DATA PROVIDED >>
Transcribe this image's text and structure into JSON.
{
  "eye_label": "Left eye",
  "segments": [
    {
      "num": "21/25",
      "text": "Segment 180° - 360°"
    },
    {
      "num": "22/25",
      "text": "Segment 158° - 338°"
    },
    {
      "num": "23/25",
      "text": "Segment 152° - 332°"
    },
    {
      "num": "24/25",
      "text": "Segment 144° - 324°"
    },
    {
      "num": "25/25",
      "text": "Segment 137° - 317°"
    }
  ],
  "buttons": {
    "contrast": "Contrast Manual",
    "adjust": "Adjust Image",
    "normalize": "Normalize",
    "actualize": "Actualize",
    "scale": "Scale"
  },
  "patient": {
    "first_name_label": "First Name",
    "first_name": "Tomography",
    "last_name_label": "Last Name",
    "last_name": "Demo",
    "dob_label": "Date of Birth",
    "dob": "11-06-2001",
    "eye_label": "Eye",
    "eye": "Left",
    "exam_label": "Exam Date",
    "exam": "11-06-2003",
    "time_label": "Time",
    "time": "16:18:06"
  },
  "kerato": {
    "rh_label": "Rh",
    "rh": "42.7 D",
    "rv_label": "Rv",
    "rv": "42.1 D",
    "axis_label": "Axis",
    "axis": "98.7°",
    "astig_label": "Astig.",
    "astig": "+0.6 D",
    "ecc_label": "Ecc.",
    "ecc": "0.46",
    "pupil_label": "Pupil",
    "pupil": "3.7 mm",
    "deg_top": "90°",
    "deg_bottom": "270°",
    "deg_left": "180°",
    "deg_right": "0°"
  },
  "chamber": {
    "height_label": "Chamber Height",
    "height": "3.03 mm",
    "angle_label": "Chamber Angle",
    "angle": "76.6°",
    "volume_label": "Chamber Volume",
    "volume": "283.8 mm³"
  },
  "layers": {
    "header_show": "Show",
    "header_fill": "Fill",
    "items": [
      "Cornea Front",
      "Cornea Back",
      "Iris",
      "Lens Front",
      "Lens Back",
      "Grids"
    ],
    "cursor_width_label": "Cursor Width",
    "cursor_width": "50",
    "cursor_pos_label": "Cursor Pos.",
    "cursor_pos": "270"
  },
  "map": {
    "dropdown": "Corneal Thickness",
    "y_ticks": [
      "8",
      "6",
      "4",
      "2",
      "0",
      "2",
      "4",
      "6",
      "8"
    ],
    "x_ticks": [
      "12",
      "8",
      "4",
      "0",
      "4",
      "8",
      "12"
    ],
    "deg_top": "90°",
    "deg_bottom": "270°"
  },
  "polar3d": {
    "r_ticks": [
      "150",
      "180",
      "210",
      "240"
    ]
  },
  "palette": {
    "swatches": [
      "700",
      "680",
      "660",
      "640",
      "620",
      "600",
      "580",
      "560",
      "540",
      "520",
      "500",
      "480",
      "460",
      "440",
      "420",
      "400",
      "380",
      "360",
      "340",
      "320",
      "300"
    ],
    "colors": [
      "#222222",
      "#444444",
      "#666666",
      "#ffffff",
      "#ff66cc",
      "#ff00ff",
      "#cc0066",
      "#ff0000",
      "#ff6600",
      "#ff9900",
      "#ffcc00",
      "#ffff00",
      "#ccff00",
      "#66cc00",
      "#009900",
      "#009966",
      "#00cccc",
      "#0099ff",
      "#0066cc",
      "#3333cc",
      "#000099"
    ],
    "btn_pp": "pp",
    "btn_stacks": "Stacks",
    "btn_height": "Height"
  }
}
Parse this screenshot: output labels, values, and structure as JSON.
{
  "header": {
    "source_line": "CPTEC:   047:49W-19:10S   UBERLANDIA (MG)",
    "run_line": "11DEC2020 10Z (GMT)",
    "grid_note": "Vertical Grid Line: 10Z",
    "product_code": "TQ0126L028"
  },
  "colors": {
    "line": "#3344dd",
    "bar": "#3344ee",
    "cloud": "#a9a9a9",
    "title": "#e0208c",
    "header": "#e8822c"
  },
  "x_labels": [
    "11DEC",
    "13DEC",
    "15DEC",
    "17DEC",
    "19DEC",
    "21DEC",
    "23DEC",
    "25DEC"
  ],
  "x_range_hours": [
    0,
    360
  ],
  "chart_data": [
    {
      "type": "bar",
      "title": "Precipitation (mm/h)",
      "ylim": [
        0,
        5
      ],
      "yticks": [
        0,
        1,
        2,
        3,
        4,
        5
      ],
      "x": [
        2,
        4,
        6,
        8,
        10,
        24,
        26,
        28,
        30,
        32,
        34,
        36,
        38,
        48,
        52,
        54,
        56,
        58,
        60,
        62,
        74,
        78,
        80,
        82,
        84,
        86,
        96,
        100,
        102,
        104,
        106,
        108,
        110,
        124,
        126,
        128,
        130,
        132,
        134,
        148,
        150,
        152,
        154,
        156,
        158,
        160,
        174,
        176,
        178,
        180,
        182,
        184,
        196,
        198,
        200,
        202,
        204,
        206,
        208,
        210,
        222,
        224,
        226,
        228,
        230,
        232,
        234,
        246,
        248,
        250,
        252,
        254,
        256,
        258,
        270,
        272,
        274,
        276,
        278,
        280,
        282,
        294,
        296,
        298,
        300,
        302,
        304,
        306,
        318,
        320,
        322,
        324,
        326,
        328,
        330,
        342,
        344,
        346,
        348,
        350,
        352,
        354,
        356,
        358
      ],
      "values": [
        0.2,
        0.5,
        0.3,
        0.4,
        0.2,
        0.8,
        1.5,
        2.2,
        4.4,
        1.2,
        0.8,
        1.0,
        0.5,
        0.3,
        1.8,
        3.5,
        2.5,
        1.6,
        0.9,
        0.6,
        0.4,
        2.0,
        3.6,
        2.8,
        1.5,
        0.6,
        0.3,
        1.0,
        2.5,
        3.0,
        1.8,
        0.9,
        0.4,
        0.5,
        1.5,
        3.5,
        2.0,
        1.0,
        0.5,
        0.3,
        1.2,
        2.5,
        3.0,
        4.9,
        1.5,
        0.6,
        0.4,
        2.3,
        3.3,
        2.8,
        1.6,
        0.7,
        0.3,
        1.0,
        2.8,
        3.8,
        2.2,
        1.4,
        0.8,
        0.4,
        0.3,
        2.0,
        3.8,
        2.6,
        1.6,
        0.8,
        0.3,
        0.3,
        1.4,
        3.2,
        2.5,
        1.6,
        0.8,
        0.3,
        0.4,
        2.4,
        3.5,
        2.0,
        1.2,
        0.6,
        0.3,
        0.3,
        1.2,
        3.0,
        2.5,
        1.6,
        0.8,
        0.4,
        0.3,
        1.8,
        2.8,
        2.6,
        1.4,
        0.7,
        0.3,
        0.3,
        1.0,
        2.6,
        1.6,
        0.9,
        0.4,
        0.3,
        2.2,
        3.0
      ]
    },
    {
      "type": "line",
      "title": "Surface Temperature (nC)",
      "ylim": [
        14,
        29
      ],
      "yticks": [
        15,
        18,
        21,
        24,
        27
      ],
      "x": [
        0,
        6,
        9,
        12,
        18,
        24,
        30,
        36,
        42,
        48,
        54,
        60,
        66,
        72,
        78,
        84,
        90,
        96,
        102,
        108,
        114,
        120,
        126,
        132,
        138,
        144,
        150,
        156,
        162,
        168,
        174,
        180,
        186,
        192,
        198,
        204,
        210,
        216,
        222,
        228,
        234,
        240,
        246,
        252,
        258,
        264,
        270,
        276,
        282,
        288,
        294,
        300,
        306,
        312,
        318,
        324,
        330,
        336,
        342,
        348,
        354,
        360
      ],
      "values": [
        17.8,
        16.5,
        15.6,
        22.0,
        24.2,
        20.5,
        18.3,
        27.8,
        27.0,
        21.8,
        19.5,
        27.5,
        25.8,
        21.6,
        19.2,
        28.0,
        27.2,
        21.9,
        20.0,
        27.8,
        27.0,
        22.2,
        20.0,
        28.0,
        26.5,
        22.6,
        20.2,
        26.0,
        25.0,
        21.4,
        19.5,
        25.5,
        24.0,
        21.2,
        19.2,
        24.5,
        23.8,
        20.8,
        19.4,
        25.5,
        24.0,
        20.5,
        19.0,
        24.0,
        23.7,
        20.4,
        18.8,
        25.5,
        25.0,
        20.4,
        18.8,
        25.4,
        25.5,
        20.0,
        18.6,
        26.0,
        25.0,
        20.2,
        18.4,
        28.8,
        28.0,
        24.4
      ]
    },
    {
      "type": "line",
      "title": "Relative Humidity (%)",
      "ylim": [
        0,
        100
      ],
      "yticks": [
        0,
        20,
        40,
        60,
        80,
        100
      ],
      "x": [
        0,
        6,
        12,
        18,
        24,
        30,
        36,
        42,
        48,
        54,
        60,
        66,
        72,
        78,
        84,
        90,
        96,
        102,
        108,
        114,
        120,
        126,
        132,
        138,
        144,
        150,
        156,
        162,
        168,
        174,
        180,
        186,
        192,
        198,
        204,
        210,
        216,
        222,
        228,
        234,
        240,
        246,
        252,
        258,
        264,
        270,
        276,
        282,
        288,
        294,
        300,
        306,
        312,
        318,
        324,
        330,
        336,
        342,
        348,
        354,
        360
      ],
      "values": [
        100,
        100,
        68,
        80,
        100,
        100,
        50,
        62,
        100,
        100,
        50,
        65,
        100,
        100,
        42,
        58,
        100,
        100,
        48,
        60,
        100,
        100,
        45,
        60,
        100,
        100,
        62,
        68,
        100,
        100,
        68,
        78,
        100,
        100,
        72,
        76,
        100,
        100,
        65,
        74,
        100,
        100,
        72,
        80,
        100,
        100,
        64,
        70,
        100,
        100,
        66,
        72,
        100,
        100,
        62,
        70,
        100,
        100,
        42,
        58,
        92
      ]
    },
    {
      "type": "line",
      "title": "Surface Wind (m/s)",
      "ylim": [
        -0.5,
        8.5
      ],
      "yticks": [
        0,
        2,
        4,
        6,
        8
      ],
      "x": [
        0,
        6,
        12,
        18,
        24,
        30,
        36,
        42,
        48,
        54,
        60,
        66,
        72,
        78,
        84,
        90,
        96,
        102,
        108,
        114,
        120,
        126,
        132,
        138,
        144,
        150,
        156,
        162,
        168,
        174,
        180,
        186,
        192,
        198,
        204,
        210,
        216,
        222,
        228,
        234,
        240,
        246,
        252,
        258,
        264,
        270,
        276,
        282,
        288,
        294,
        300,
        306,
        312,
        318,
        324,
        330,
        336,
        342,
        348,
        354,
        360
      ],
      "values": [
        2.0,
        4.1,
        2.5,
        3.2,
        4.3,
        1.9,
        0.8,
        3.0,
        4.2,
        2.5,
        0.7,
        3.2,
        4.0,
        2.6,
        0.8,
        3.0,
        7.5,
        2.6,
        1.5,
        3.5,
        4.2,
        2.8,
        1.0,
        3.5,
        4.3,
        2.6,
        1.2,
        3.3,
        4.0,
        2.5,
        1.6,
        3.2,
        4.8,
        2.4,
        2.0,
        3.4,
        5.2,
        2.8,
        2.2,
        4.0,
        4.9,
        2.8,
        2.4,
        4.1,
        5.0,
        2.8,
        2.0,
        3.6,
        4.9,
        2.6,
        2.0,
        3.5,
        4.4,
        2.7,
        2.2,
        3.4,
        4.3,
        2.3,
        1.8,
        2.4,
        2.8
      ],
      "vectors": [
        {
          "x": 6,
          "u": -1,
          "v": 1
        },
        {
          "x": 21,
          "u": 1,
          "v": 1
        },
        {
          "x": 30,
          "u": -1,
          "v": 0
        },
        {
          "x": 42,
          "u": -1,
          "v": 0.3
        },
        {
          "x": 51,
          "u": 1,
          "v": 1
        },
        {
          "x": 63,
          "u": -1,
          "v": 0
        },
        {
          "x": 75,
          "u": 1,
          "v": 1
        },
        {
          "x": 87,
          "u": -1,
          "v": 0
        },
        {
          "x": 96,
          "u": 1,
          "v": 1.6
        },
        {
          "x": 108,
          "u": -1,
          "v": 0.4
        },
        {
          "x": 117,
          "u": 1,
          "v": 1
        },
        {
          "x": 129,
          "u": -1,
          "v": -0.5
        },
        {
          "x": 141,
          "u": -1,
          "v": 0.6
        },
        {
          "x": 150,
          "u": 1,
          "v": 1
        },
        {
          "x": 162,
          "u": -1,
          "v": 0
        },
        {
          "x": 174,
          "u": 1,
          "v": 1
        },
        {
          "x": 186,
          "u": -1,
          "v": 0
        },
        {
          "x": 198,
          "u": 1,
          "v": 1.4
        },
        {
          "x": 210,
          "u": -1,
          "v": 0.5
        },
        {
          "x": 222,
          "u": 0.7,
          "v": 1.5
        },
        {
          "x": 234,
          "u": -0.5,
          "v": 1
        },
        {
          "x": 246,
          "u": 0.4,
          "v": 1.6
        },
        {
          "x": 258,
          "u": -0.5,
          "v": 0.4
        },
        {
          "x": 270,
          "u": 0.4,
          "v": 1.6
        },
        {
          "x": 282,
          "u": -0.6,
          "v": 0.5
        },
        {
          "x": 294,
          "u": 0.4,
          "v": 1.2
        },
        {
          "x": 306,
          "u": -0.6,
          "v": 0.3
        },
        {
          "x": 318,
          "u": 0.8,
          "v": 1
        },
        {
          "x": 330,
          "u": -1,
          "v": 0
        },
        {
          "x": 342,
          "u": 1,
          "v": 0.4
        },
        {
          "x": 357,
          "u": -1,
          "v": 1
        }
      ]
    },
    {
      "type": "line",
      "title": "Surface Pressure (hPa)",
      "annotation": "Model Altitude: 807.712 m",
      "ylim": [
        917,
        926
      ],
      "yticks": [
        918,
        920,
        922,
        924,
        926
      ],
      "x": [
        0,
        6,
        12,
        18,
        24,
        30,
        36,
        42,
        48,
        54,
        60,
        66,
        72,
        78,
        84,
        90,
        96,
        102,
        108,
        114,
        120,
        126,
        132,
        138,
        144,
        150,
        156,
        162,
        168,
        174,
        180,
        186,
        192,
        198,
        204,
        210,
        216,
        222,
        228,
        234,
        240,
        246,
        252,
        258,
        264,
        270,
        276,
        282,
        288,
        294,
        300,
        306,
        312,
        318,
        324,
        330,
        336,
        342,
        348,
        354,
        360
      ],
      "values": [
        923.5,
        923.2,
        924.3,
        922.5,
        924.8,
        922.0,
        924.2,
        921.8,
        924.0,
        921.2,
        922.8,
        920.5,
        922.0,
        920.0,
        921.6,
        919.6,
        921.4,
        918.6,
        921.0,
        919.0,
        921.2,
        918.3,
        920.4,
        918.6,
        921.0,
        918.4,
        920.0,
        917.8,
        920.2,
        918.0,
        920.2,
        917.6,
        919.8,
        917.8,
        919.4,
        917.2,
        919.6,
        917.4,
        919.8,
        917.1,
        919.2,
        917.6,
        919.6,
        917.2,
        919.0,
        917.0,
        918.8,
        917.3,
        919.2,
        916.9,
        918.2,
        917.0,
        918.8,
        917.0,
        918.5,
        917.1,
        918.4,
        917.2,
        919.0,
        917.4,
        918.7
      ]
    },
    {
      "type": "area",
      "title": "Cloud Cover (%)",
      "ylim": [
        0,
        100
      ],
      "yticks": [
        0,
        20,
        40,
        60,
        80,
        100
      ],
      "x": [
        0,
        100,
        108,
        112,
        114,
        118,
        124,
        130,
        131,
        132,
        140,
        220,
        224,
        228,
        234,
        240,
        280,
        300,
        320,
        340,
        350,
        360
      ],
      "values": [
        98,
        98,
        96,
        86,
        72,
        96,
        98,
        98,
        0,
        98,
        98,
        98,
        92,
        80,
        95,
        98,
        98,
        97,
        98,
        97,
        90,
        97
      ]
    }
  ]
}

TASK >> Of the lines above, how many hold the word "Date"? Say the number alone.

FINISHED ANSWER >> 2